* start Material *

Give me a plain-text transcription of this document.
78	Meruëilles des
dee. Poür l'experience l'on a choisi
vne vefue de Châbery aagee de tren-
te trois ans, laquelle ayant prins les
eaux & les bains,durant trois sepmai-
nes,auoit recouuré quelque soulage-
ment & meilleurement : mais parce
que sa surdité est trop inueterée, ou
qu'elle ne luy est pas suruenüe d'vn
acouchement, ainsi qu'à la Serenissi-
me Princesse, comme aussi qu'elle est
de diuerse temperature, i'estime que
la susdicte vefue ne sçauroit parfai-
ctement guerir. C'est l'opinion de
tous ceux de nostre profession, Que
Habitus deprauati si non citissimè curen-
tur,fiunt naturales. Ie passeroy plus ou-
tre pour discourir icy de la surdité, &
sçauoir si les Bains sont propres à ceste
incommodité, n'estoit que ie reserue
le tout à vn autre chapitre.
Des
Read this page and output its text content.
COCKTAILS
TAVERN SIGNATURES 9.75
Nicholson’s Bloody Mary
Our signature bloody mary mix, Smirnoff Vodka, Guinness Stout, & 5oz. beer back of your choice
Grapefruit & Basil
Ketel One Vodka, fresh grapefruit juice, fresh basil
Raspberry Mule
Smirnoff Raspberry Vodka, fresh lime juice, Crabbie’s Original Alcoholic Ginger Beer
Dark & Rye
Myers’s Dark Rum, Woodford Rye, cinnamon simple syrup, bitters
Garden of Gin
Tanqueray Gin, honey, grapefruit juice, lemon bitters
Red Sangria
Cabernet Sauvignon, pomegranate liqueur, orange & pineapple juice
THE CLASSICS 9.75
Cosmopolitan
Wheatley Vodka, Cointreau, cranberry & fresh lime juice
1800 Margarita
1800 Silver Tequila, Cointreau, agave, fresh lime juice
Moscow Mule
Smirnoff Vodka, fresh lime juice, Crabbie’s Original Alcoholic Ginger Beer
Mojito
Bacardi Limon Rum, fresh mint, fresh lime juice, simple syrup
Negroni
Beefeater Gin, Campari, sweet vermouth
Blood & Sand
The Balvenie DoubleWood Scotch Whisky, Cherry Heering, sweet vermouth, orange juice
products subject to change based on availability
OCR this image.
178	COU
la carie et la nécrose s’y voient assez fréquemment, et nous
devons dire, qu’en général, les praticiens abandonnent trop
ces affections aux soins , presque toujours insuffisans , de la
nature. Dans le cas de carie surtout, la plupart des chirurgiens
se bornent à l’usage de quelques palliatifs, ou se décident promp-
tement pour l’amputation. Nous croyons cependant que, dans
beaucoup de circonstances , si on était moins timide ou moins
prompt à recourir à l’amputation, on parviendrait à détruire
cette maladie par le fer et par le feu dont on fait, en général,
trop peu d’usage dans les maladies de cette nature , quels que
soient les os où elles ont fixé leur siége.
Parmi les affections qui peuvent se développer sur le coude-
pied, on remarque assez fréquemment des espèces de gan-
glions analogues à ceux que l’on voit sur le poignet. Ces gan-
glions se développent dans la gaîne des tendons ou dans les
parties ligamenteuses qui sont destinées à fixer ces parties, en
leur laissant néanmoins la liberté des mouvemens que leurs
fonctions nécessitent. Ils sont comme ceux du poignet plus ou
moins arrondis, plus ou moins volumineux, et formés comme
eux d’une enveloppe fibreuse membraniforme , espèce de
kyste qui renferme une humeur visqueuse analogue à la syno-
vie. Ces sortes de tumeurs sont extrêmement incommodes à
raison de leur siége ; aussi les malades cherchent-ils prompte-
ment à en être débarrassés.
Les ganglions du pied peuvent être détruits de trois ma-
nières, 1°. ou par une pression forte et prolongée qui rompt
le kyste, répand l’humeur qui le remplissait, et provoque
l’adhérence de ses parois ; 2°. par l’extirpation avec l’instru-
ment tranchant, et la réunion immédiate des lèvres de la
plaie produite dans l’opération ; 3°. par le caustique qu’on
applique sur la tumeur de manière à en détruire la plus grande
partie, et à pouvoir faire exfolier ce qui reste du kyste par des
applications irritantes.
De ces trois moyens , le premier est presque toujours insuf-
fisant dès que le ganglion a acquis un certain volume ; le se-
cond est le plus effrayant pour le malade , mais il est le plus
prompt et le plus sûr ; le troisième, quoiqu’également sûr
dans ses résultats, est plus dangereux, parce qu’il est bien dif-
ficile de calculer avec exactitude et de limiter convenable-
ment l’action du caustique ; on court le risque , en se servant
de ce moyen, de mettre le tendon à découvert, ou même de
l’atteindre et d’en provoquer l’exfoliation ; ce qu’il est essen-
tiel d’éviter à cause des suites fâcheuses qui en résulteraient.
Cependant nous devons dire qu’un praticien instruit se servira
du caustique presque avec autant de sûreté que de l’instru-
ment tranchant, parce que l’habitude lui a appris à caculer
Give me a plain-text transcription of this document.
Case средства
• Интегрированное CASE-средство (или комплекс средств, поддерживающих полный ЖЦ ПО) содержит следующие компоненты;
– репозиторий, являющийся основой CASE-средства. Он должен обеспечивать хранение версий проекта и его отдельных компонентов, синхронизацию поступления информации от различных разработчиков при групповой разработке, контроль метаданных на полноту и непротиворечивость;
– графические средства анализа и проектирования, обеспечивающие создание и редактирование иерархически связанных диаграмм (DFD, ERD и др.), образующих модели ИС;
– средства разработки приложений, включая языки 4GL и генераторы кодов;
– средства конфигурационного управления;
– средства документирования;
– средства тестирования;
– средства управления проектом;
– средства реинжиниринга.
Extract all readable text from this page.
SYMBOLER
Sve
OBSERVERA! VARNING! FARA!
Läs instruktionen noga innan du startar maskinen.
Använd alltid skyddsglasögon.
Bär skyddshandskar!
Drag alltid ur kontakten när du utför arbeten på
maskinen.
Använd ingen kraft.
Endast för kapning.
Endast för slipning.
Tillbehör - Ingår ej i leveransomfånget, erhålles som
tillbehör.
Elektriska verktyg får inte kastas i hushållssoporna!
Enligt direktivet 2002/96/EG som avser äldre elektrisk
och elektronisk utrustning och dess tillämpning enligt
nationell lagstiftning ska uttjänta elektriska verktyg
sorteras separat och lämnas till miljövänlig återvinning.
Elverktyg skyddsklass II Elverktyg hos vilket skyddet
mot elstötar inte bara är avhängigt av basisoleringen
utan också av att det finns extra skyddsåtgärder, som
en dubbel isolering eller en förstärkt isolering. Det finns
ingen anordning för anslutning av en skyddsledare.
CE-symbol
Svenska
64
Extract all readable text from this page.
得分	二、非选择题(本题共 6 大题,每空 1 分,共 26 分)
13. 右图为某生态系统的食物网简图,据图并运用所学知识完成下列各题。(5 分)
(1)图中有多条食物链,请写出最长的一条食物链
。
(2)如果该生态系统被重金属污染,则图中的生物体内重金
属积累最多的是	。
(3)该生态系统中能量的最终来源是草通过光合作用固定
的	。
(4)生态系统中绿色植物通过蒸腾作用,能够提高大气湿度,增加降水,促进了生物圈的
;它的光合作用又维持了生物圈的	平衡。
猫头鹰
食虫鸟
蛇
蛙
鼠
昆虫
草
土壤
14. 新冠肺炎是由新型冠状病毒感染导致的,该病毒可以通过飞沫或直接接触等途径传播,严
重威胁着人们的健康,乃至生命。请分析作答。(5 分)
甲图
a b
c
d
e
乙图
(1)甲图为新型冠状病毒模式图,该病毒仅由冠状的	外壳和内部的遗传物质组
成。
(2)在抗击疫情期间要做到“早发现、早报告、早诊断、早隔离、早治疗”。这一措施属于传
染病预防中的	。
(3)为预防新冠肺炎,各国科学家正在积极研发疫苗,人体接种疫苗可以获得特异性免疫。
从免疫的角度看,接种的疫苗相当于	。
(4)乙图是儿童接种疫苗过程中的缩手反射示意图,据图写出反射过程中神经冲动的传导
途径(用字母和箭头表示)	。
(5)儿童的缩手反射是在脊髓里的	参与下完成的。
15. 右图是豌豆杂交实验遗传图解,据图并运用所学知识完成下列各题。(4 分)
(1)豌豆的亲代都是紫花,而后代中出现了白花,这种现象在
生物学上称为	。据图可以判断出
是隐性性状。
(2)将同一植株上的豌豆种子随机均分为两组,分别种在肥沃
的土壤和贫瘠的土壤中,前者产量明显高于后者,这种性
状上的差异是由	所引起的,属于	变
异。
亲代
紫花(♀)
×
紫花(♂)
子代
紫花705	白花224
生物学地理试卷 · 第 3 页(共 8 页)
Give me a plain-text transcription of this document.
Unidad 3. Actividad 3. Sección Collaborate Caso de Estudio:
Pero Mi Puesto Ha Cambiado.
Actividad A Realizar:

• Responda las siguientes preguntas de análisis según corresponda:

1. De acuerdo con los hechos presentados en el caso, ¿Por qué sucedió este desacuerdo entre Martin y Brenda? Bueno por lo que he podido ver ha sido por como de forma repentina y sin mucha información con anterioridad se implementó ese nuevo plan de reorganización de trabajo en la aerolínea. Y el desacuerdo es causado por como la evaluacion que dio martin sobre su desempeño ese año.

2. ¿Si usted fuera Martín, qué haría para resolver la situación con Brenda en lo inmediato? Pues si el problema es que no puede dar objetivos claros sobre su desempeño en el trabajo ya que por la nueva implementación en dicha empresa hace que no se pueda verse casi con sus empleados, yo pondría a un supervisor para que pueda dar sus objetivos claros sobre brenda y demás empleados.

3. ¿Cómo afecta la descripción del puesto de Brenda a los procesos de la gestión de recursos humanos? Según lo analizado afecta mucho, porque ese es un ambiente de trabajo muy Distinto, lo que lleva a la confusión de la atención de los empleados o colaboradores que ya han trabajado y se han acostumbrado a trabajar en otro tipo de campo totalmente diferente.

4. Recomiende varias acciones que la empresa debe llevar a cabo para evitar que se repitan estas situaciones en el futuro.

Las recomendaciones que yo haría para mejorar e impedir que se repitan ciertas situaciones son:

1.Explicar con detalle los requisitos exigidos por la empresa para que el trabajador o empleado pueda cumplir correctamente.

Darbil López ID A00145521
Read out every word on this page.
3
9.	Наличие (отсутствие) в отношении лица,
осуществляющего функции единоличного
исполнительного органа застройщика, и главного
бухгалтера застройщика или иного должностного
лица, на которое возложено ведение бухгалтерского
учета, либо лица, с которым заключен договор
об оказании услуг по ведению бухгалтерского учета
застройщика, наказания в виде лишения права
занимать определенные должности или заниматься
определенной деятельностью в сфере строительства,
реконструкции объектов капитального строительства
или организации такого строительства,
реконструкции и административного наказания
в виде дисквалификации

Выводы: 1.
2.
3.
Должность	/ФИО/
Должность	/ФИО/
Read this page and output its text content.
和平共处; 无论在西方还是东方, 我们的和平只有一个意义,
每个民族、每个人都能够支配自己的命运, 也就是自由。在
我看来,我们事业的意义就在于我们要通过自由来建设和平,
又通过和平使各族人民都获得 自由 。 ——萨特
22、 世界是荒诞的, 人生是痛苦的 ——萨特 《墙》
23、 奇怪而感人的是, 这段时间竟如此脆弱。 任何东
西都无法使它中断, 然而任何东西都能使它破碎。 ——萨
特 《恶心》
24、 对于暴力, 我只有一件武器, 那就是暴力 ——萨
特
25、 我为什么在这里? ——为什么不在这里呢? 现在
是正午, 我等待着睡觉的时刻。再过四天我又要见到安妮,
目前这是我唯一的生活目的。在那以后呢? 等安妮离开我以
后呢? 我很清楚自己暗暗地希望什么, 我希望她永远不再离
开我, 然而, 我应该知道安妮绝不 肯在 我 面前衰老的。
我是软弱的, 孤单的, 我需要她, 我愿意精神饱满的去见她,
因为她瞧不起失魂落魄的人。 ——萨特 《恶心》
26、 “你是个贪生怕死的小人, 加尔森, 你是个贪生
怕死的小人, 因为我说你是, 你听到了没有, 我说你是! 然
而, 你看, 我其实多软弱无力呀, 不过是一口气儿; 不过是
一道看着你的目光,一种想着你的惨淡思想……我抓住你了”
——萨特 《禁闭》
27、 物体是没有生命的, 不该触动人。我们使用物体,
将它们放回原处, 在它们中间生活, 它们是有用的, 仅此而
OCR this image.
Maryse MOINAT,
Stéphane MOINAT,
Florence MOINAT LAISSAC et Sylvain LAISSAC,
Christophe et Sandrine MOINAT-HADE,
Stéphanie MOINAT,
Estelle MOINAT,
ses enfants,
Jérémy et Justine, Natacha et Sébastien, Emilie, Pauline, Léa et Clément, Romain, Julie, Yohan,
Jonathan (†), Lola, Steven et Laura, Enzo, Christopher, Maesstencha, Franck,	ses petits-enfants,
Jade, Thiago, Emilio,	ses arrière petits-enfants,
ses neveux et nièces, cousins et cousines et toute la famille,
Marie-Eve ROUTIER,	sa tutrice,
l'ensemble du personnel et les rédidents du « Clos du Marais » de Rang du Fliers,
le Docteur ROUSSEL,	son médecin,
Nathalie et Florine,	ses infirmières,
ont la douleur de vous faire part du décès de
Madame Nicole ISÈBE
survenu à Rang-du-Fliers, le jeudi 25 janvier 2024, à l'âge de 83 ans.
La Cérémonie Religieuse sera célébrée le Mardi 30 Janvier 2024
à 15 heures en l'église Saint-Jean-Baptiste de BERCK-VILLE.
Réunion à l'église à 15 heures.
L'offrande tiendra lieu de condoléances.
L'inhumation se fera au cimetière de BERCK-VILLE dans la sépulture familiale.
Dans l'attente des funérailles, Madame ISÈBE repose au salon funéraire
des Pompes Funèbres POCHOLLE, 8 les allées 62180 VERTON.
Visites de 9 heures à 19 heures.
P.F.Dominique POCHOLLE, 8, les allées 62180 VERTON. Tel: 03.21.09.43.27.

* end Material *

**What is asked:** Filter the records above for "syrup" and copy every matching line.

**Output for this exercise:**
Myers’s Dark Rum, Woodford Rye, cinnamon simple syrup, bitters
Bacardi Limon Rum, fresh mint, fresh lime juice, simple syrup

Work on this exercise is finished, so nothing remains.